> **WORK INSTRUCTIONS**
Each entry that follows must be output without any deviation.
# SOURCE RECORDS start
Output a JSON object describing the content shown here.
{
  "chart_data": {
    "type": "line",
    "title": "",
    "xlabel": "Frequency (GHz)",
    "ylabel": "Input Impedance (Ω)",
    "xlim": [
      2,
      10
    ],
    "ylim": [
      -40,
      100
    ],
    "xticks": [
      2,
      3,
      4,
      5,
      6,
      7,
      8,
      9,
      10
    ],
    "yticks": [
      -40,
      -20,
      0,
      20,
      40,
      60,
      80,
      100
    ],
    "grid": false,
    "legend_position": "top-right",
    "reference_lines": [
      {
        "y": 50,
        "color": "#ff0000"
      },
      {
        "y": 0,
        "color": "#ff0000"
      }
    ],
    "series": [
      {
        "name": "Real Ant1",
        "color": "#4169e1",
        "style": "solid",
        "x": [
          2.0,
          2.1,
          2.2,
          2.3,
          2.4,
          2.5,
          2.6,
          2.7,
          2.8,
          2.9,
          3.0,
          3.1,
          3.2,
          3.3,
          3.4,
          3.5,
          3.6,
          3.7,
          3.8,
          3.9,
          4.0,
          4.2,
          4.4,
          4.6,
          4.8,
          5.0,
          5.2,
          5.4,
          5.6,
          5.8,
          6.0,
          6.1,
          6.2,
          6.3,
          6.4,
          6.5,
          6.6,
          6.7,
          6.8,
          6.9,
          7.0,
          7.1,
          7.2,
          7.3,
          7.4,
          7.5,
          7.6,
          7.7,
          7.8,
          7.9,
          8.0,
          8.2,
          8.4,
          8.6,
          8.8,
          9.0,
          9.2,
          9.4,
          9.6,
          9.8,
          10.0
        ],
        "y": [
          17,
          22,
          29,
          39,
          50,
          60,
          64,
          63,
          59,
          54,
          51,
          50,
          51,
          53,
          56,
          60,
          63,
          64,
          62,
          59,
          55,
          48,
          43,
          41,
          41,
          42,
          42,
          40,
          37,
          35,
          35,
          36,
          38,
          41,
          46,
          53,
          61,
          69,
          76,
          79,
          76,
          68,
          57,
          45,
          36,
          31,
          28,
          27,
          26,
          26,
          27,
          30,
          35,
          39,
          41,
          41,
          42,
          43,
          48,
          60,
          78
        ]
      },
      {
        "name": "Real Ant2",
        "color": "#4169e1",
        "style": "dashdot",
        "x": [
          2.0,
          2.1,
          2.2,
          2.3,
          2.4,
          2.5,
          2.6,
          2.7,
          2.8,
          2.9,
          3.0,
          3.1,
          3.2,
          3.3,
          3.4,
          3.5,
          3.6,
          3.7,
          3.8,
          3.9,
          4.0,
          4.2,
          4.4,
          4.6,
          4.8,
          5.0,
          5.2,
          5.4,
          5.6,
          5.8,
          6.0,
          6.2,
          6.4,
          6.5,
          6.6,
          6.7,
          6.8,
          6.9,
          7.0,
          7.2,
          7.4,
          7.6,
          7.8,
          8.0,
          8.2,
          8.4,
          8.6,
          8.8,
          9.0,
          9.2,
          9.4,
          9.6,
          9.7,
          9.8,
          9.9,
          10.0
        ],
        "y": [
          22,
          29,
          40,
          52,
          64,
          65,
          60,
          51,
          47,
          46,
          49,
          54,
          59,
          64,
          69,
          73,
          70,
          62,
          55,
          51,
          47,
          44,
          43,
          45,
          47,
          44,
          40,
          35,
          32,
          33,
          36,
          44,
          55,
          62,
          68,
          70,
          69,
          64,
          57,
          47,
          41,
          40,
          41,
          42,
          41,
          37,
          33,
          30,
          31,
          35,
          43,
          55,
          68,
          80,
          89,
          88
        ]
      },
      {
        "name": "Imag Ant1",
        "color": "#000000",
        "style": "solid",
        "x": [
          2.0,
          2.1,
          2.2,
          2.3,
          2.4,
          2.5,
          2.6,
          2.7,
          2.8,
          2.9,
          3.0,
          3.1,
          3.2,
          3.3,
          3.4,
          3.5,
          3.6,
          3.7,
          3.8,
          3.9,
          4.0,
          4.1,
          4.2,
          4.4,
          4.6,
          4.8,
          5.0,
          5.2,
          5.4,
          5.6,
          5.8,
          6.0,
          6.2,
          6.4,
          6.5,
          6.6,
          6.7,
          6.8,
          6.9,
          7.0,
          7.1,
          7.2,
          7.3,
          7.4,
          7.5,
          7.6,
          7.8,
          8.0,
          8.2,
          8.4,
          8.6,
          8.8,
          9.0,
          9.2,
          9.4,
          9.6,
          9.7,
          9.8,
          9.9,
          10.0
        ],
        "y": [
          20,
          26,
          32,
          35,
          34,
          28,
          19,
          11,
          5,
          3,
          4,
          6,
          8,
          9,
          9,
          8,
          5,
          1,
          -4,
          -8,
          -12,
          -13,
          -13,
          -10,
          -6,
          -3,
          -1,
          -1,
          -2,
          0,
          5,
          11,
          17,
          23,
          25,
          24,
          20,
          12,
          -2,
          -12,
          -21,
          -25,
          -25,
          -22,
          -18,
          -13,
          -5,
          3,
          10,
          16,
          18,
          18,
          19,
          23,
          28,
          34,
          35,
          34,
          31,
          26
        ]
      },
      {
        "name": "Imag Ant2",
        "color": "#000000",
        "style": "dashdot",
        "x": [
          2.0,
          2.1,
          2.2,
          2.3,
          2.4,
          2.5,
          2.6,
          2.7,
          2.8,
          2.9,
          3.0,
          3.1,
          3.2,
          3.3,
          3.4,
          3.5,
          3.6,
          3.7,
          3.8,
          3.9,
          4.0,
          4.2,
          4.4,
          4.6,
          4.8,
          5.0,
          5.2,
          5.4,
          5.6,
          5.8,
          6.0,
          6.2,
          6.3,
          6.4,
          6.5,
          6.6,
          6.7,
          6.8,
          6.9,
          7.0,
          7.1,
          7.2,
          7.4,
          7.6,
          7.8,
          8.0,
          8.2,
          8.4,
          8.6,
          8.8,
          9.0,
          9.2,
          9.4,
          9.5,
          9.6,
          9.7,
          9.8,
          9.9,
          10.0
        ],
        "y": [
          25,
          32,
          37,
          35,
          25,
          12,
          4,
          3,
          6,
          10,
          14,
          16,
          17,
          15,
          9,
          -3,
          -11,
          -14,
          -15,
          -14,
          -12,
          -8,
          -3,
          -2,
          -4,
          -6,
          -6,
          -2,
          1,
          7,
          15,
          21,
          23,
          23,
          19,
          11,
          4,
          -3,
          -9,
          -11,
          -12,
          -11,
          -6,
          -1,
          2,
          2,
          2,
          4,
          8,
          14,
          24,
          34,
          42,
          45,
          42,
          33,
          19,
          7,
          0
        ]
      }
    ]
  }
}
# SOURCE RECORDS end
> **THE COMPLETED TASK**
Output a JSON object describing the content shown here.
{
  "chart_data": {
    "type": "line",
    "title": "",
    "xlabel": "Frequency (GHz)",
    "ylabel": "Input Impedance (Ω)",
    "xlim": [
      2,
      10
    ],
    "ylim": [
      -40,
      100
    ],
    "xticks": [
      2,
      3,
      4,
      5,
      6,
      7,
      8,
      9,
      10
    ],
    "yticks": [
      -40,
      -20,
      0,
      20,
      40,
      60,
      80,
      100
    ],
    "grid": false,
    "legend_position": "top-right",
    "reference_lines": [
      {
        "y": 50,
        "color": "#ff0000"
      },
      {
        "y": 0,
        "color": "#ff0000"
      }
    ],
    "series": [
      {
        "name": "Real Ant1",
        "color": "#4169e1",
        "style": "solid",
        "x": [
          2.0,
          2.1,
          2.2,
          2.3,
          2.4,
          2.5,
          2.6,
          2.7,
          2.8,
          2.9,
          3.0,
          3.1,
          3.2,
          3.3,
          3.4,
          3.5,
          3.6,
          3.7,
          3.8,
          3.9,
          4.0,
          4.2,
          4.4,
          4.6,
          4.8,
          5.0,
          5.2,
          5.4,
          5.6,
          5.8,
          6.0,
          6.1,
          6.2,
          6.3,
          6.4,
          6.5,
          6.6,
          6.7,
          6.8,
          6.9,
          7.0,
          7.1,
          7.2,
          7.3,
          7.4,
          7.5,
          7.6,
          7.7,
          7.8,
          7.9,
          8.0,
          8.2,
          8.4,
          8.6,
          8.8,
          9.0,
          9.2,
          9.4,
          9.6,
          9.8,
          10.0
        ],
        "y": [
          17,
          22,
          29,
          39,
          50,
          60,
          64,
          63,
          59,
          54,
          51,
          50,
          51,
          53,
          56,
          60,
          63,
          64,
          62,
          59,
          55,
          48,
          43,
          41,
          41,
          42,
          42,
          40,
          37,
          35,
          35,
          36,
          38,
          41,
          46,
          53,
          61,
          69,
          76,
          79,
          76,
          68,
          57,
          45,
          36,
          31,
          28,
          27,
          26,
          26,
          27,
          30,
          35,
          39,
          41,
          41,
          42,
          43,
          48,
          60,
          78
        ]
      },
      {
        "name": "Real Ant2",
        "color": "#4169e1",
        "style": "dashdot",
        "x": [
          2.0,
          2.1,
          2.2,
          2.3,
          2.4,
          2.5,
          2.6,
          2.7,
          2.8,
          2.9,
          3.0,
          3.1,
          3.2,
          3.3,
          3.4,
          3.5,
          3.6,
          3.7,
          3.8,
          3.9,
          4.0,
          4.2,
          4.4,
          4.6,
          4.8,
          5.0,
          5.2,
          5.4,
          5.6,
          5.8,
          6.0,
          6.2,
          6.4,
          6.5,
          6.6,
          6.7,
          6.8,
          6.9,
          7.0,
          7.2,
          7.4,
          7.6,
          7.8,
          8.0,
          8.2,
          8.4,
          8.6,
          8.8,
          9.0,
          9.2,
          9.4,
          9.6,
          9.7,
          9.8,
          9.9,
          10.0
        ],
        "y": [
          22,
          29,
          40,
          52,
          64,
          65,
          60,
          51,
          47,
          46,
          49,
          54,
          59,
          64,
          69,
          73,
          70,
          62,
          55,
          51,
          47,
          44,
          43,
          45,
          47,
          44,
          40,
          35,
          32,
          33,
          36,
          44,
          55,
          62,
          68,
          70,
          69,
          64,
          57,
          47,
          41,
          40,
          41,
          42,
          41,
          37,
          33,
          30,
          31,
          35,
          43,
          55,
          68,
          80,
          89,
          88
        ]
      },
      {
        "name": "Imag Ant1",
        "color": "#000000",
        "style": "solid",
        "x": [
          2.0,
          2.1,
          2.2,
          2.3,
          2.4,
          2.5,
          2.6,
          2.7,
          2.8,
          2.9,
          3.0,
          3.1,
          3.2,
          3.3,
          3.4,
          3.5,
          3.6,
          3.7,
          3.8,
          3.9,
          4.0,
          4.1,
          4.2,
          4.4,
          4.6,
          4.8,
          5.0,
          5.2,
          5.4,
          5.6,
          5.8,
          6.0,
          6.2,
          6.4,
          6.5,
          6.6,
          6.7,
          6.8,
          6.9,
          7.0,
          7.1,
          7.2,
          7.3,
          7.4,
          7.5,
          7.6,
          7.8,
          8.0,
          8.2,
          8.4,
          8.6,
          8.8,
          9.0,
          9.2,
          9.4,
          9.6,
          9.7,
          9.8,
          9.9,
          10.0
        ],
        "y": [
          20,
          26,
          32,
          35,
          34,
          28,
          19,
          11,
          5,
          3,
          4,
          6,
          8,
          9,
          9,
          8,
          5,
          1,
          -4,
          -8,
          -12,
          -13,
          -13,
          -10,
          -6,
          -3,
          -1,
          -1,
          -2,
          0,
          5,
          11,
          17,
          23,
          25,
          24,
          20,
          12,
          -2,
          -12,
          -21,
          -25,
          -25,
          -22,
          -18,
          -13,
          -5,
          3,
          10,
          16,
          18,
          18,
          19,
          23,
          28,
          34,
          35,
          34,
          31,
          26
        ]
      },
      {
        "name": "Imag Ant2",
        "color": "#000000",
        "style": "dashdot",
        "x": [
          2.0,
          2.1,
          2.2,
          2.3,
          2.4,
          2.5,
          2.6,
          2.7,
          2.8,
          2.9,
          3.0,
          3.1,
          3.2,
          3.3,
          3.4,
          3.5,
          3.6,
          3.7,
          3.8,
          3.9,
          4.0,
          4.2,
          4.4,
          4.6,
          4.8,
          5.0,
          5.2,
          5.4,
          5.6,
          5.8,
          6.0,
          6.2,
          6.3,
          6.4,
          6.5,
          6.6,
          6.7,
          6.8,
          6.9,
          7.0,
          7.1,
          7.2,
          7.4,
          7.6,
          7.8,
          8.0,
          8.2,
          8.4,
          8.6,
          8.8,
          9.0,
          9.2,
          9.4,
          9.5,
          9.6,
          9.7,
          9.8,
          9.9,
          10.0
        ],
        "y": [
          25,
          32,
          37,
          35,
          25,
          12,
          4,
          3,
          6,
          10,
          14,
          16,
          17,
          15,
          9,
          -3,
          -11,
          -14,
          -15,
          -14,
          -12,
          -8,
          -3,
          -2,
          -4,
          -6,
          -6,
          -2,
          1,
          7,
          15,
          21,
          23,
          23,
          19,
          11,
          4,
          -3,
          -9,
          -11,
          -12,
          -11,
          -6,
          -1,
          2,
          2,
          2,
          4,
          8,
          14,
          24,
          34,
          42,
          45,
          42,
          33,
          19,
          7,
          0
        ]
      }
    ]
  }
}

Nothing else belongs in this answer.